DIRECTIONS:
Check each line for the word "screenshot" and report how many have it. Give nothing else.

-- Start PROVIDED MATERIAL --

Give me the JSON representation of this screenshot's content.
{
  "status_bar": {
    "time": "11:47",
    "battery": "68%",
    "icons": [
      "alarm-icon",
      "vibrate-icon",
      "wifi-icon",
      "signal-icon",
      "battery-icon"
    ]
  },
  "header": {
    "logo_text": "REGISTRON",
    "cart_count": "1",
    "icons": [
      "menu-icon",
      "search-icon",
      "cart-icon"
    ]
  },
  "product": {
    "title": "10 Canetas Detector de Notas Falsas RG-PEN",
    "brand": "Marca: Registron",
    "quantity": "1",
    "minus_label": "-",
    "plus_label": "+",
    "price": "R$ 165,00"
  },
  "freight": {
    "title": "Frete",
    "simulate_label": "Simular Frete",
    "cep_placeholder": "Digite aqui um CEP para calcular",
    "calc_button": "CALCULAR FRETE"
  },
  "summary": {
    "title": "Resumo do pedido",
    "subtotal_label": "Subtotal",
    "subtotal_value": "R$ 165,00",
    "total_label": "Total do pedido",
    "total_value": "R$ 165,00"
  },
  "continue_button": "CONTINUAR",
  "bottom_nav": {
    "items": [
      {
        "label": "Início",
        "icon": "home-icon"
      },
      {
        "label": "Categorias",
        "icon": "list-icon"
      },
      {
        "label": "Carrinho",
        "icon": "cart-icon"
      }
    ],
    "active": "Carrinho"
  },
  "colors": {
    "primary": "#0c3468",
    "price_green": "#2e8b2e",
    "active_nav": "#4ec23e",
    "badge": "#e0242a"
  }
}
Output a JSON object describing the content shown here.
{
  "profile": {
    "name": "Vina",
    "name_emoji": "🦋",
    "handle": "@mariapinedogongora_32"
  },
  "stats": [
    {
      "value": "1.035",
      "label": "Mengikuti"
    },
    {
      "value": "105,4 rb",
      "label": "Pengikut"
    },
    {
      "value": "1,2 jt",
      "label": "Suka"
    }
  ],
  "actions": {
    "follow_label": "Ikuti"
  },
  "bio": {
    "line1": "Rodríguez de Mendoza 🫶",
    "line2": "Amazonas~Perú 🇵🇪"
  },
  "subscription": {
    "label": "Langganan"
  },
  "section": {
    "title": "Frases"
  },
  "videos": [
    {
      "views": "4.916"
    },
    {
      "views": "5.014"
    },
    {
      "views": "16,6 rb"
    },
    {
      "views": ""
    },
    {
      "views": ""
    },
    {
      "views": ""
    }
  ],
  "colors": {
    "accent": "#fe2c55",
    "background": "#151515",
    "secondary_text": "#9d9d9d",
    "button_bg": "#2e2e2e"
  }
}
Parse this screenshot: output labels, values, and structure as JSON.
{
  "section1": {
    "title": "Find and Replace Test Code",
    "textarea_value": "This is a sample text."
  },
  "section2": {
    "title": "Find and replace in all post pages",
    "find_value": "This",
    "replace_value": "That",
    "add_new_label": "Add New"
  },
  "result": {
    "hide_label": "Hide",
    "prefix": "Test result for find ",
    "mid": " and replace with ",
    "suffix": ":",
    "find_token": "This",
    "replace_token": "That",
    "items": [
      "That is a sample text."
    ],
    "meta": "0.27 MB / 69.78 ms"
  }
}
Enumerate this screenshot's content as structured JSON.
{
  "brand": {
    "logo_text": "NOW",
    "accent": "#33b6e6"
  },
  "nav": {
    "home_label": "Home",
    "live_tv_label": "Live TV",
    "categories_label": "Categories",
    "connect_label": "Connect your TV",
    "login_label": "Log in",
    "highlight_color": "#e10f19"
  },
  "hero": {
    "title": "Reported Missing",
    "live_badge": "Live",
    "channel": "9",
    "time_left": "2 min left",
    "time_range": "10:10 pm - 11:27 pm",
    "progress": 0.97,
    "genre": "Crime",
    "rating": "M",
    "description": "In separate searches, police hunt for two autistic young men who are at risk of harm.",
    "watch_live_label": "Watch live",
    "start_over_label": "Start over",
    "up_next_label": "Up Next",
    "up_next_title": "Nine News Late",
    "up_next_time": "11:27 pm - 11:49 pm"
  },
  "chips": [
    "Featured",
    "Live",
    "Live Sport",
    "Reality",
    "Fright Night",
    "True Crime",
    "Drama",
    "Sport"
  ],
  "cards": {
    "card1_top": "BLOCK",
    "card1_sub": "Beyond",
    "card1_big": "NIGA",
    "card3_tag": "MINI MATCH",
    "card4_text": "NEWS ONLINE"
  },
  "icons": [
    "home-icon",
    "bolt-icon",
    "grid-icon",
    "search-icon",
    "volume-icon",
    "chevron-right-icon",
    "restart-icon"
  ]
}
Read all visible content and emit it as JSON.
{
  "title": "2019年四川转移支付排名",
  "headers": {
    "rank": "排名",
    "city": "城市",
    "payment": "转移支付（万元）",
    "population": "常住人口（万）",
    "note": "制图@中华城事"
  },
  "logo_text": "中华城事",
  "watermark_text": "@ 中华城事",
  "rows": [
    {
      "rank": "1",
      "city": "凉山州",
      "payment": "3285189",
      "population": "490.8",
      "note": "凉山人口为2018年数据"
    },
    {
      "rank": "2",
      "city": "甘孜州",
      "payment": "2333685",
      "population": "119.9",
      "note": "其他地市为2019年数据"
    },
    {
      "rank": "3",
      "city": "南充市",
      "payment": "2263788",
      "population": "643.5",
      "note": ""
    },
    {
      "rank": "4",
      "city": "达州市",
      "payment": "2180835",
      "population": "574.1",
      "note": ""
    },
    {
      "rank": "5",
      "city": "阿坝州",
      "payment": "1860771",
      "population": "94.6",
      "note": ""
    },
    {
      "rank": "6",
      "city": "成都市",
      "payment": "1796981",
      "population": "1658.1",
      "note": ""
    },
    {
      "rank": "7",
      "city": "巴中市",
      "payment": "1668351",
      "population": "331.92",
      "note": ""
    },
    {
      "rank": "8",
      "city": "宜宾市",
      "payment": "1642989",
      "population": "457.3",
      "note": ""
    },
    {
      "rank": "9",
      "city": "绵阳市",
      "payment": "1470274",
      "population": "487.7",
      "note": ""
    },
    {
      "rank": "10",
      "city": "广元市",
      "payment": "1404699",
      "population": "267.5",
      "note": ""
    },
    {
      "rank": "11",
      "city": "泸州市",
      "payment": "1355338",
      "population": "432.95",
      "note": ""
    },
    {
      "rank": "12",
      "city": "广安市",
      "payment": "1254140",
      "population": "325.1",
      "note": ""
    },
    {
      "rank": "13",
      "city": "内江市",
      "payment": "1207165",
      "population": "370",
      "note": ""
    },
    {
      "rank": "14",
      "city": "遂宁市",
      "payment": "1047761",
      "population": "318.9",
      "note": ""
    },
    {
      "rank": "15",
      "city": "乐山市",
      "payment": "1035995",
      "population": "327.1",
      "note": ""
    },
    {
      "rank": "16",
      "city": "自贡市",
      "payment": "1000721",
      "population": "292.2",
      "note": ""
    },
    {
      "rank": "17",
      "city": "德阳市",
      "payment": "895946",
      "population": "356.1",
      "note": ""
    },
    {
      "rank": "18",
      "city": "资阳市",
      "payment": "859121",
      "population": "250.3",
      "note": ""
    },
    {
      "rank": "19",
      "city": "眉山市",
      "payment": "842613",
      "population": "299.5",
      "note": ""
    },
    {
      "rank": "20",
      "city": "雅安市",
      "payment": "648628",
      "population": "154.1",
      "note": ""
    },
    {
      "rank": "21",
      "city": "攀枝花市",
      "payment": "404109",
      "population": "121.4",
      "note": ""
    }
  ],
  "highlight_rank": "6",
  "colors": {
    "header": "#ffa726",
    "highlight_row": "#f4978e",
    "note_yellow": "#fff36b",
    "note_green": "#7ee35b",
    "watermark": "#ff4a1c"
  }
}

-- End PROVIDED MATERIAL --

THE ANSWER:
3